■ Given information ■
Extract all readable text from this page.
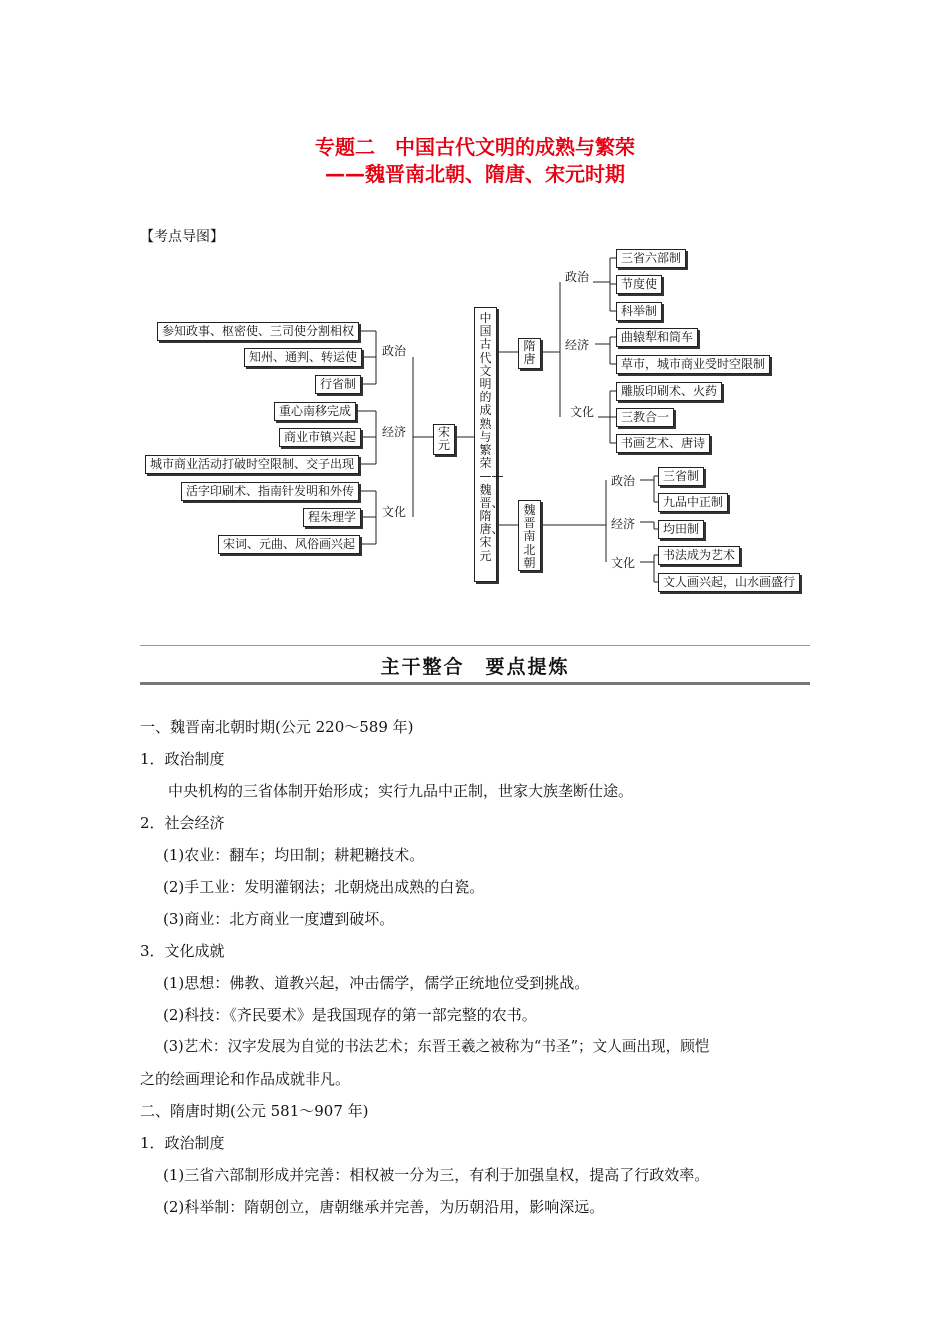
专题二　中国古代文明的成熟与繁荣
——魏晋南北朝、隋唐、宋元时期
【考点导图】
参知政事、枢密使、三司使分割相权
知州、通判、转运使
行省制
重心南移完成
商业市镇兴起
城市商业活动打破时空限制、交子出现
活字印刷术、指南针发明和外传
程朱理学
宋词、元曲、风俗画兴起
政治
经济
文化
宋元
中国古代文明的成熟与繁荣——魏晋、隋唐、宋元
隋唐
魏晋南北朝
政治
经济
文化
三省六部制
节度使
科举制
曲辕犁和筒车
草市，城市商业受时空限制
雕版印刷术、火药
三教合一
书画艺术、唐诗
政治
经济
文化
三省制
九品中正制
均田制
书法成为艺术
文人画兴起，山水画盛行
主干整合　要点提炼
一、魏晋南北朝时期(公元 220～589 年)
1．政治制度
中央机构的三省体制开始形成；实行九品中正制，世家大族垄断仕途。
2．社会经济
(1)农业：翻车；均田制；耕耙耱技术。
(2)手工业：发明灌钢法；北朝烧出成熟的白瓷。
(3)商业：北方商业一度遭到破坏。
3．文化成就
(1)思想：佛教、道教兴起，冲击儒学，儒学正统地位受到挑战。
(2)科技：《齐民要术》是我国现存的第一部完整的农书。
(3)艺术：汉字发展为自觉的书法艺术；东晋王羲之被称为“书圣”；文人画出现，顾恺
之的绘画理论和作品成就非凡。
二、隋唐时期(公元 581～907 年)
1．政治制度
(1)三省六部制形成并完善：相权被一分为三，有利于加强皇权，提高了行政效率。
(2)科举制：隋朝创立，唐朝继承并完善，为历朝沿用，影响深远。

■ What is being asked ■
Without the pictures, print the records in full, exactly as they appear.

■ Answer to this exercise ■
Extract all readable text from this page.
专题二　中国古代文明的成熟与繁荣
——魏晋南北朝、隋唐、宋元时期
【考点导图】
参知政事、枢密使、三司使分割相权
知州、通判、转运使
行省制
重心南移完成
商业市镇兴起
城市商业活动打破时空限制、交子出现
活字印刷术、指南针发明和外传
程朱理学
宋词、元曲、风俗画兴起
政治
经济
文化
宋元
中国古代文明的成熟与繁荣——魏晋、隋唐、宋元
隋唐
魏晋南北朝
政治
经济
文化
三省六部制
节度使
科举制
曲辕犁和筒车
草市，城市商业受时空限制
雕版印刷术、火药
三教合一
书画艺术、唐诗
政治
经济
文化
三省制
九品中正制
均田制
书法成为艺术
文人画兴起，山水画盛行
主干整合　要点提炼
一、魏晋南北朝时期(公元 220～589 年)
1．政治制度
中央机构的三省体制开始形成；实行九品中正制，世家大族垄断仕途。
2．社会经济
(1)农业：翻车；均田制；耕耙耱技术。
(2)手工业：发明灌钢法；北朝烧出成熟的白瓷。
(3)商业：北方商业一度遭到破坏。
3．文化成就
(1)思想：佛教、道教兴起，冲击儒学，儒学正统地位受到挑战。
(2)科技：《齐民要术》是我国现存的第一部完整的农书。
(3)艺术：汉字发展为自觉的书法艺术；东晋王羲之被称为“书圣”；文人画出现，顾恺
之的绘画理论和作品成就非凡。
二、隋唐时期(公元 581～907 年)
1．政治制度
(1)三省六部制形成并完善：相权被一分为三，有利于加强皇权，提高了行政效率。
(2)科举制：隋朝创立，唐朝继承并完善，为历朝沿用，影响深远。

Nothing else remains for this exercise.